Stated problem => Find the word "browser" in the records below. List each line containing it.

Stored data entries
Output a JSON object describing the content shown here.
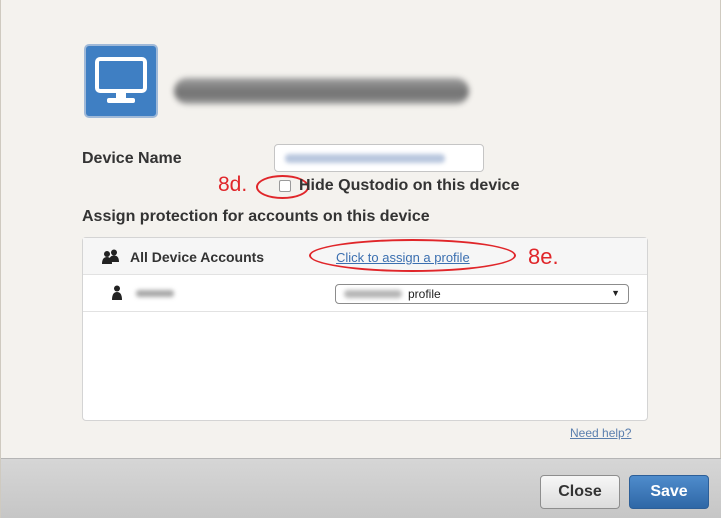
{
  "dialog": {
    "field_label": "Device Name",
    "hide_label": "Hide Qustodio on this device",
    "assign_heading": "Assign protection for accounts on this device",
    "annotation_8d": "8d.",
    "annotation_8e": "8e."
  },
  "accounts_table": {
    "header_label": "All Device Accounts",
    "assign_link": "Click to assign a profile",
    "account_row": {
      "profile_select_value": "profile"
    },
    "help_link": "Need help?"
  },
  "footer": {
    "close_label": "Close",
    "save_label": "Save"
  },
  "colors": {
    "accent": "#3f7fc3",
    "annotation": "#e0262a",
    "save_button": "#2f67a6"
  },
  "icons": [
    "monitor-icon",
    "users-icon",
    "user-icon",
    "caret-down-icon"
  ]
}
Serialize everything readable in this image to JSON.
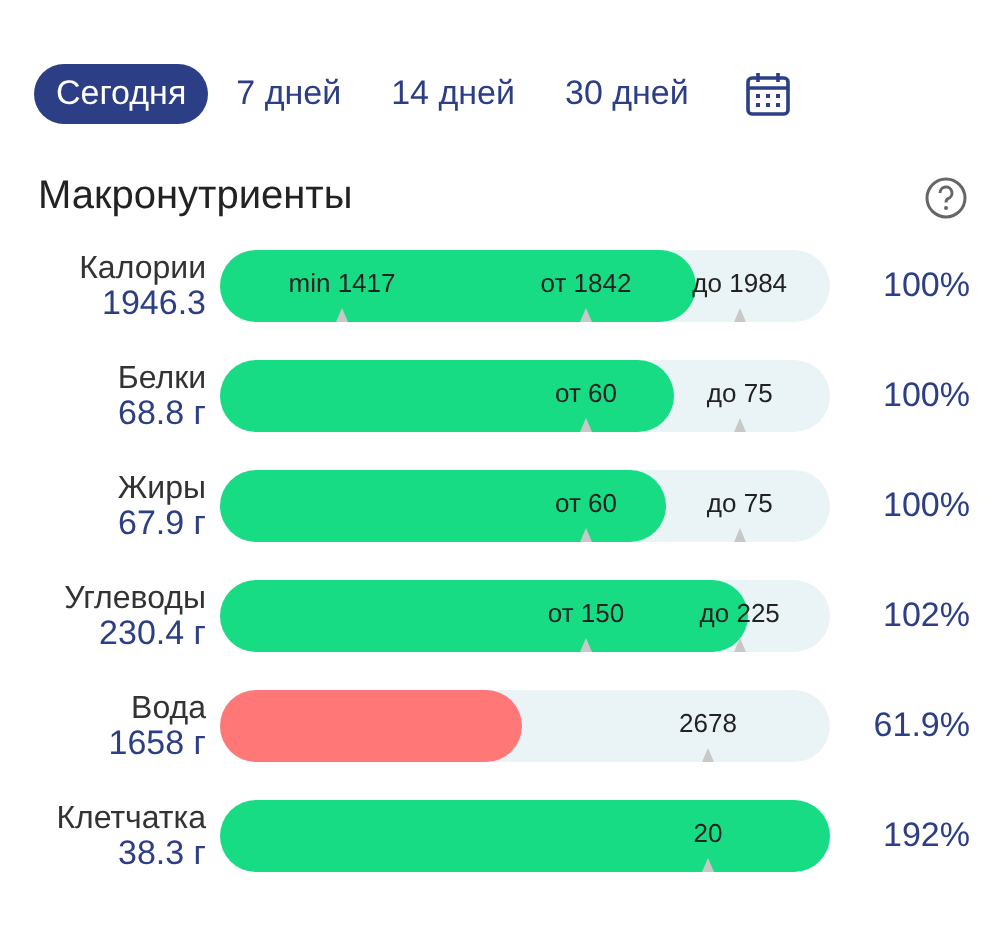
{
  "tabs": [
    {
      "label": "Сегодня",
      "selected": true
    },
    {
      "label": "7 дней",
      "selected": false
    },
    {
      "label": "14 дней",
      "selected": false
    },
    {
      "label": "30 дней",
      "selected": false
    }
  ],
  "section": {
    "title": "Макронутриенты"
  },
  "nutrients": [
    {
      "name": "Калории",
      "amount": "1946.3",
      "level": 0.78,
      "color": "#18dc84",
      "percent": "100%",
      "marks": [
        {
          "label": "min 1417",
          "level": 0.2
        },
        {
          "label": "от 1842",
          "level": 0.6
        },
        {
          "label": "до 1984",
          "level": 0.852
        }
      ]
    },
    {
      "name": "Белки",
      "amount": "68.8 г",
      "level": 0.744,
      "color": "#18dc84",
      "percent": "100%",
      "marks": [
        {
          "label": "от 60",
          "level": 0.6
        },
        {
          "label": "до 75",
          "level": 0.852
        }
      ]
    },
    {
      "name": "Жиры",
      "amount": "67.9 г",
      "level": 0.73,
      "color": "#18dc84",
      "percent": "100%",
      "marks": [
        {
          "label": "от 60",
          "level": 0.6
        },
        {
          "label": "до 75",
          "level": 0.852
        }
      ]
    },
    {
      "name": "Углеводы",
      "amount": "230.4 г",
      "level": 0.866,
      "color": "#18dc84",
      "percent": "102%",
      "marks": [
        {
          "label": "от 150",
          "level": 0.6
        },
        {
          "label": "до 225",
          "level": 0.852
        }
      ]
    },
    {
      "name": "Вода",
      "amount": "1658 г",
      "level": 0.495,
      "color": "#ff7777",
      "percent": "61.9%",
      "marks": [
        {
          "label": "2678",
          "level": 0.8
        }
      ]
    },
    {
      "name": "Клетчатка",
      "amount": "38.3 г",
      "level": 1,
      "color": "#18dc84",
      "percent": "192%",
      "marks": [
        {
          "label": "20",
          "level": 0.8
        }
      ]
    }
  ]
}
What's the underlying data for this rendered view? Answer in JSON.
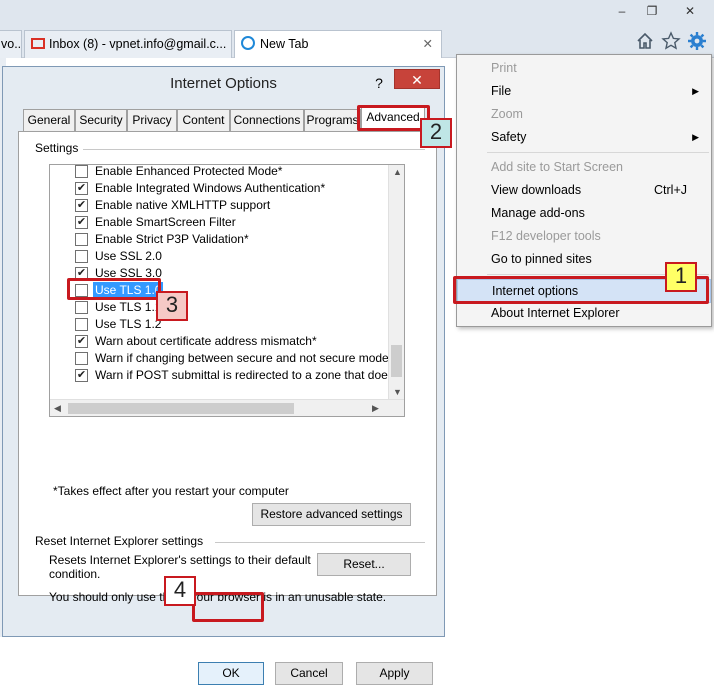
{
  "browser": {
    "window_controls": {
      "minimize": "–",
      "restore": "❐",
      "close": "✕"
    },
    "tabs": [
      {
        "label": "vo..."
      },
      {
        "label": "Inbox (8) - vpnet.info@gmail.c..."
      },
      {
        "label": "New Tab",
        "close": "✕"
      }
    ],
    "toolbar_icons": [
      "home-icon",
      "star-icon",
      "gear-icon"
    ]
  },
  "tools_menu": {
    "items": [
      {
        "label": "Print",
        "disabled": true
      },
      {
        "label": "File",
        "submenu": true
      },
      {
        "label": "Zoom",
        "disabled": true
      },
      {
        "label": "Safety",
        "submenu": true
      },
      {
        "label": "Add site to Start Screen",
        "disabled": true
      },
      {
        "label": "View downloads",
        "shortcut": "Ctrl+J"
      },
      {
        "label": "Manage add-ons"
      },
      {
        "label": "F12 developer tools",
        "disabled": true
      },
      {
        "label": "Go to pinned sites"
      },
      {
        "label": "Internet options",
        "highlighted": true
      },
      {
        "label": "About Internet Explorer"
      }
    ]
  },
  "dialog": {
    "title": "Internet Options",
    "help": "?",
    "close": "✕",
    "tabs": [
      "General",
      "Security",
      "Privacy",
      "Content",
      "Connections",
      "Programs",
      "Advanced"
    ],
    "active_tab": "Advanced",
    "settings_label": "Settings",
    "settings": [
      {
        "label": "Enable Enhanced Protected Mode*",
        "checked": false
      },
      {
        "label": "Enable Integrated Windows Authentication*",
        "checked": true
      },
      {
        "label": "Enable native XMLHTTP support",
        "checked": true
      },
      {
        "label": "Enable SmartScreen Filter",
        "checked": true
      },
      {
        "label": "Enable Strict P3P Validation*",
        "checked": false
      },
      {
        "label": "Use SSL 2.0",
        "checked": false
      },
      {
        "label": "Use SSL 3.0",
        "checked": true
      },
      {
        "label": "Use TLS 1.0",
        "checked": false,
        "selected": true
      },
      {
        "label": "Use TLS 1.1",
        "checked": false
      },
      {
        "label": "Use TLS 1.2",
        "checked": false
      },
      {
        "label": "Warn about certificate address mismatch*",
        "checked": true
      },
      {
        "label": "Warn if changing between secure and not secure mode",
        "checked": false
      },
      {
        "label": "Warn if POST submittal is redirected to a zone that does n",
        "checked": true
      }
    ],
    "restart_note": "*Takes effect after you restart your computer",
    "restore_button": "Restore advanced settings",
    "reset_section_title": "Reset Internet Explorer settings",
    "reset_description": "Resets Internet Explorer's settings to their default condition.",
    "reset_button": "Reset...",
    "unusable_note": "You should only use this if your browser is in an unusable state.",
    "ok_button": "OK",
    "cancel_button": "Cancel",
    "apply_button": "Apply"
  },
  "annotations": {
    "step1": "1",
    "step2": "2",
    "step3": "3",
    "step4": "4",
    "highlight_color": "#c8191f",
    "step1_fill": "#ffff66",
    "step2_fill": "#bfe6e6",
    "step3_fill": "#f6c9c6",
    "step4_fill": "#ffffff"
  }
}
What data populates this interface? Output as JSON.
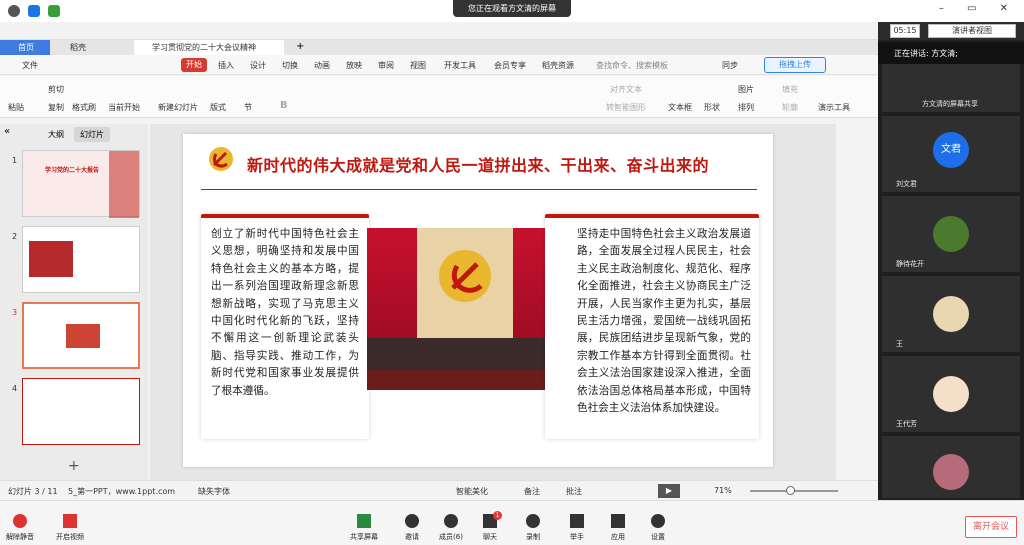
{
  "viewer_banner": "您正在观看方文清的屏幕",
  "top": {
    "timer": "05:15",
    "presenter_view": "演讲者视图"
  },
  "tabs": {
    "home": "首页",
    "wps": "稻壳",
    "doc": "学习贯彻党的二十大会议精神"
  },
  "menu": {
    "file": "文件",
    "start": "开始",
    "insert": "插入",
    "design": "设计",
    "transition": "切换",
    "animation": "动画",
    "slideshow": "放映",
    "review": "审阅",
    "view": "视图",
    "dev": "开发工具",
    "member": "会员专享",
    "resources": "稻壳资源",
    "search": "查找命令、搜索模板",
    "sync": "同步",
    "upload": "拖拽上传"
  },
  "ribbon": {
    "paste": "粘贴",
    "cut": "剪切",
    "copy": "复制",
    "format": "格式刷",
    "from_current": "当前开始",
    "new_slide": "新建幻灯片",
    "layout": "版式",
    "section": "节",
    "align": "对齐文本",
    "smartart": "转智能图形",
    "textbox": "文本框",
    "shape": "形状",
    "picture": "图片",
    "arrange": "排列",
    "fill": "填充",
    "outline": "轮廓",
    "slideshow_tool": "演示工具"
  },
  "left": {
    "outline_tab": "大纲",
    "slides_tab": "幻灯片",
    "thumbs": [
      {
        "n": "1",
        "title": "学习党的二十大报告"
      },
      {
        "n": "2"
      },
      {
        "n": "3"
      },
      {
        "n": "4"
      }
    ]
  },
  "slide": {
    "title": "新时代的伟大成就是党和人民一道拼出来、干出来、奋斗出来的",
    "left_text": "创立了新时代中国特色社会主义思想，明确坚持和发展中国特色社会主义的基本方略，提出一系列治国理政新理念新思想新战略，实现了马克思主义中国化时代化新的飞跃，坚持不懈用这一创新理论武装头脑、指导实践、推动工作，为新时代党和国家事业发展提供了根本遵循。",
    "right_text": "坚持走中国特色社会主义政治发展道路，全面发展全过程人民民主，社会主义民主政治制度化、规范化、程序化全面推进，社会主义协商民主广泛开展，人民当家作主更为扎实，基层民主活力增强，爱国统一战线巩固拓展，民族团结进步呈现新气象，党的宗教工作基本方针得到全面贯彻。社会主义法治国家建设深入推进，全面依法治国总体格局基本形成，中国特色社会主义法治体系加快建设。"
  },
  "status": {
    "slide_num": "幻灯片 3 / 11",
    "theme": "5_第一PPT，www.1ppt.com",
    "missing_font": "缺失字体",
    "beautify": "智能美化",
    "notes": "备注",
    "comment": "批注",
    "zoom": "71%"
  },
  "right": {
    "speaking": "正在讲话: 方文清;",
    "share_label": "方文清的屏幕共享",
    "participants": [
      {
        "name": "刘文君",
        "avatar": "文君",
        "color": "#1c6fe8"
      },
      {
        "name": "静待花开"
      },
      {
        "name": "王"
      },
      {
        "name": "王代芳"
      },
      {
        "name": ""
      }
    ]
  },
  "meeting": {
    "mute": "解除静音",
    "video": "开启视频",
    "share": "共享屏幕",
    "invite": "邀请",
    "members": "成员(6)",
    "chat": "聊天",
    "record": "录制",
    "raise": "举手",
    "apps": "应用",
    "settings": "设置",
    "leave": "离开会议",
    "chat_badge": "1"
  }
}
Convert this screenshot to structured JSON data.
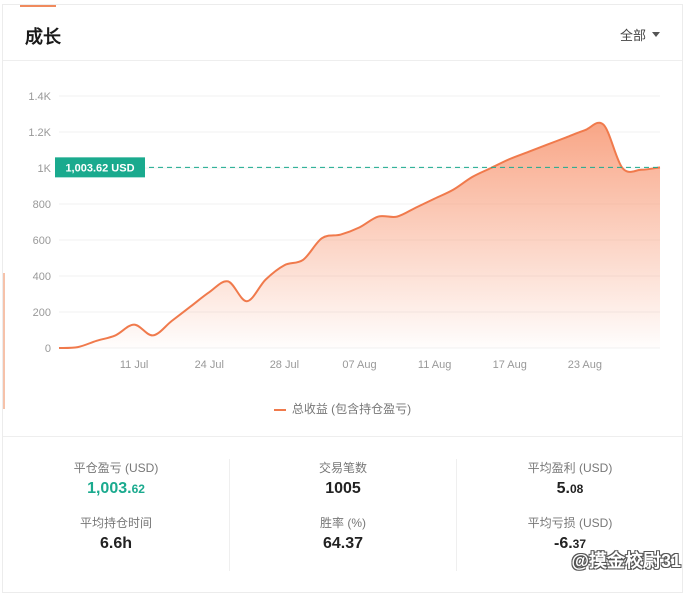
{
  "header": {
    "title": "成长",
    "filter_label": "全部"
  },
  "colors": {
    "line": "#f07a4c",
    "fill_top": "#f8a180",
    "marker": "#1aaa8e"
  },
  "marker": {
    "label": "1,003.62 USD",
    "value": 1003.62
  },
  "legend": {
    "label": "总收益 (包含持仓盈亏)"
  },
  "chart_data": {
    "type": "area",
    "y_ticks": [
      "0",
      "200",
      "400",
      "600",
      "800",
      "1K",
      "1.2K",
      "1.4K"
    ],
    "y_tick_values": [
      0,
      200,
      400,
      600,
      800,
      1000,
      1200,
      1400
    ],
    "x_ticks": [
      "11 Jul",
      "24 Jul",
      "28 Jul",
      "07 Aug",
      "11 Aug",
      "17 Aug",
      "23 Aug"
    ],
    "x_tick_index": [
      4,
      8,
      12,
      16,
      20,
      24,
      28
    ],
    "ylim": [
      0,
      1400
    ],
    "x_count": 33,
    "values": [
      0,
      5,
      40,
      70,
      130,
      70,
      150,
      230,
      310,
      370,
      260,
      380,
      460,
      490,
      610,
      630,
      670,
      730,
      730,
      780,
      830,
      880,
      950,
      1000,
      1050,
      1090,
      1130,
      1170,
      1210,
      1240,
      1000,
      990,
      1003.62
    ],
    "series": [
      {
        "name": "总收益 (包含持仓盈亏)"
      }
    ],
    "grid": true
  },
  "stats": {
    "col1": {
      "label1": "平仓盈亏 (USD)",
      "value1_int": "1,003.",
      "value1_dec": "62",
      "label2": "平均持仓时间",
      "value2": "6.6h"
    },
    "col2": {
      "label1": "交易笔数",
      "value1": "1005",
      "label2": "胜率 (%)",
      "value2": "64.37"
    },
    "col3": {
      "label1": "平均盈利 (USD)",
      "value1_int": "5.",
      "value1_dec": "08",
      "label2": "平均亏损 (USD)",
      "value2_int": "-6.",
      "value2_dec": "37"
    }
  },
  "watermark": "@摸金校尉31"
}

Written solution =>
  "browser": {
    "unusable_note": "You should only use this if your browser is in an unusable state.",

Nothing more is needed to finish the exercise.